Information given:
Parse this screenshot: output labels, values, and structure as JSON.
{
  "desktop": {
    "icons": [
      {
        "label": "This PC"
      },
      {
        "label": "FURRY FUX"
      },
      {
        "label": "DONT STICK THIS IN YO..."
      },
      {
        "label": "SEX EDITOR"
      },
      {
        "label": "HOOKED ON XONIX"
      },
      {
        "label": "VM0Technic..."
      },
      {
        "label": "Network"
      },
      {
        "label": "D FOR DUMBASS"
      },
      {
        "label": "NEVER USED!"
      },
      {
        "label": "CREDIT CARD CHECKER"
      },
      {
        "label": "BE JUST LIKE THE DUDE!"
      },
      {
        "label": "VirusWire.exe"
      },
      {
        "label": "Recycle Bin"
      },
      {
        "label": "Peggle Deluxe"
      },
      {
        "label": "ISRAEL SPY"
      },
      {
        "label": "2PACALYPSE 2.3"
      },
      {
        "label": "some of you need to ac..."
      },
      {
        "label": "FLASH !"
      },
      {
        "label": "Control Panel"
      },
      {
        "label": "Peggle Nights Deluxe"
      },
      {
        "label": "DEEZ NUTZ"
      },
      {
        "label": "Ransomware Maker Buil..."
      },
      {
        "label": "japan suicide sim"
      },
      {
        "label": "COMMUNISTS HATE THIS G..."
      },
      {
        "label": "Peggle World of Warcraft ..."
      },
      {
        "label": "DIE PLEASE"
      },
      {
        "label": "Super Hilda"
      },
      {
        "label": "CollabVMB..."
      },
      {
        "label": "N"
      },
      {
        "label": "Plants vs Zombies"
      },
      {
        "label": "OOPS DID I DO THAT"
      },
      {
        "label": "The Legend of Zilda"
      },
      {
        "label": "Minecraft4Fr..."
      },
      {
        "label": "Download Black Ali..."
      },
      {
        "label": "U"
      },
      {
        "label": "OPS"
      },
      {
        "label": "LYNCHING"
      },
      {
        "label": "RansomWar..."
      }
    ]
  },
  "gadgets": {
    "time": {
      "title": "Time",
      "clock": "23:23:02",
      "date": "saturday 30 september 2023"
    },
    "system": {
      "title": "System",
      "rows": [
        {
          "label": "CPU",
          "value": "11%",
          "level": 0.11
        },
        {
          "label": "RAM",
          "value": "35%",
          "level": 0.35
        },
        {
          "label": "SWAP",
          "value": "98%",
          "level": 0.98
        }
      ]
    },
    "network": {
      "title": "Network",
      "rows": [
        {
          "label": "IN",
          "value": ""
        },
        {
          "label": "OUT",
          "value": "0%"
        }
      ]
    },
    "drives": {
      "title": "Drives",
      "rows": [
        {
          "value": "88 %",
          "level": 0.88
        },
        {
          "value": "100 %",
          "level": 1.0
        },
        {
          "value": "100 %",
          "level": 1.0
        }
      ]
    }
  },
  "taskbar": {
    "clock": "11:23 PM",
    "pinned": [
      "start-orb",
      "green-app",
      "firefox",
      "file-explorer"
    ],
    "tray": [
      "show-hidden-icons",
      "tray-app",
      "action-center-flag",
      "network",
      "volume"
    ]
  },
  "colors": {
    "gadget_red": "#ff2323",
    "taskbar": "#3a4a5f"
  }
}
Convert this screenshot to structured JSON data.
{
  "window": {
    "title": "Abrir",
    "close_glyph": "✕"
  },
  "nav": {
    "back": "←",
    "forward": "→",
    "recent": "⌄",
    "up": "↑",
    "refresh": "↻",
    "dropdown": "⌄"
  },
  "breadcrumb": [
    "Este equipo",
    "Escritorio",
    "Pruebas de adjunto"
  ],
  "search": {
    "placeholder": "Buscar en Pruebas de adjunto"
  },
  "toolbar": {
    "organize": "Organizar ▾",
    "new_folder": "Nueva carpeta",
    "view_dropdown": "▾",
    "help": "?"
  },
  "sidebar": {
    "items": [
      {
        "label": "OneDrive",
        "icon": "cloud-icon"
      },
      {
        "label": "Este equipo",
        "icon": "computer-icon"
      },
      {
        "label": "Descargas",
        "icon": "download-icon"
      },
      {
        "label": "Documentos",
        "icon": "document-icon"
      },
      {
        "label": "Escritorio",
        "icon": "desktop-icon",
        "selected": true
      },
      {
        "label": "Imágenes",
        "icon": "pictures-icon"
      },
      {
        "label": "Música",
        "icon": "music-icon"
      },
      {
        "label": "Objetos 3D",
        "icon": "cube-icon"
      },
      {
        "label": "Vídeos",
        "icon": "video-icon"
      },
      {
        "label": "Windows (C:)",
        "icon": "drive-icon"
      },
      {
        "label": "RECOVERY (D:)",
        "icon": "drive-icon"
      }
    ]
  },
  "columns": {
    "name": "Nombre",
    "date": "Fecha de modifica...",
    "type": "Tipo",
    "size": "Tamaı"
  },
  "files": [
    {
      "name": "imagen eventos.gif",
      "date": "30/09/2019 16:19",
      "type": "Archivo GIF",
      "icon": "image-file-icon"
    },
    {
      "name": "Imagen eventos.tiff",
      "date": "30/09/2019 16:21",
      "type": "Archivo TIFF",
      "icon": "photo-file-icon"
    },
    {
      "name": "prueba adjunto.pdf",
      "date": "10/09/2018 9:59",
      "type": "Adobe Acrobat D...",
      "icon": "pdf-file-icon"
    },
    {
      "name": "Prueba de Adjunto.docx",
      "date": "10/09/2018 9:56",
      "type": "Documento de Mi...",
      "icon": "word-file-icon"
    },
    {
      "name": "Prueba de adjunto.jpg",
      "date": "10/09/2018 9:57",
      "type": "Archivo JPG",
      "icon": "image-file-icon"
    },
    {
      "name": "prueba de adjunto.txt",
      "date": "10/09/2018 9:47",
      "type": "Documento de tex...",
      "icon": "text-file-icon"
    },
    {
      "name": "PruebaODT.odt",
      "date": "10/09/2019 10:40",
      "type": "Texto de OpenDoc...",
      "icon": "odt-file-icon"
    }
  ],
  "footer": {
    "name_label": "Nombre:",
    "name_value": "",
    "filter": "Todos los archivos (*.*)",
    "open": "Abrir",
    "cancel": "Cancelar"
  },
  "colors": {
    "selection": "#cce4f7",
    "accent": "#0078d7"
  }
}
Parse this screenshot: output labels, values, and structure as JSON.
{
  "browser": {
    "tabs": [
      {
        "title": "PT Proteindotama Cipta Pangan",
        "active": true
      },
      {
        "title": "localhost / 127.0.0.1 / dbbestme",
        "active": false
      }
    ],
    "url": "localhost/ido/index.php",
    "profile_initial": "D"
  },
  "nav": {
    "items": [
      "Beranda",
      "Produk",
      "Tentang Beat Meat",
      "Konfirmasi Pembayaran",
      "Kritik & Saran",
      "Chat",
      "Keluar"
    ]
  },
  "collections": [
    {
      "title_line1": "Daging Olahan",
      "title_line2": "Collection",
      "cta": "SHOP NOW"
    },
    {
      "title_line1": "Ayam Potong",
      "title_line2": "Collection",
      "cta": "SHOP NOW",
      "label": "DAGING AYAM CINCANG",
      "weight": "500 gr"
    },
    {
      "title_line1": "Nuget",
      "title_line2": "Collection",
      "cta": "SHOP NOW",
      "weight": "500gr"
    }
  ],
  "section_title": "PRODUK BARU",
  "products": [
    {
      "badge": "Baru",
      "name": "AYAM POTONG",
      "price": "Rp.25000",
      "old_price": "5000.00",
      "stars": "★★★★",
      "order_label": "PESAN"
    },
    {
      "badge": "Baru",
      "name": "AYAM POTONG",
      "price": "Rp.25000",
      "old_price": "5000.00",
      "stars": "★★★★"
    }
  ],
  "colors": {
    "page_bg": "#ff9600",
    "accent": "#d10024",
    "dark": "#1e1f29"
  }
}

Exercise directions: What is the count of lines in the data above containing the string "level"? Write the number and nothing else.

Solved exercise: 6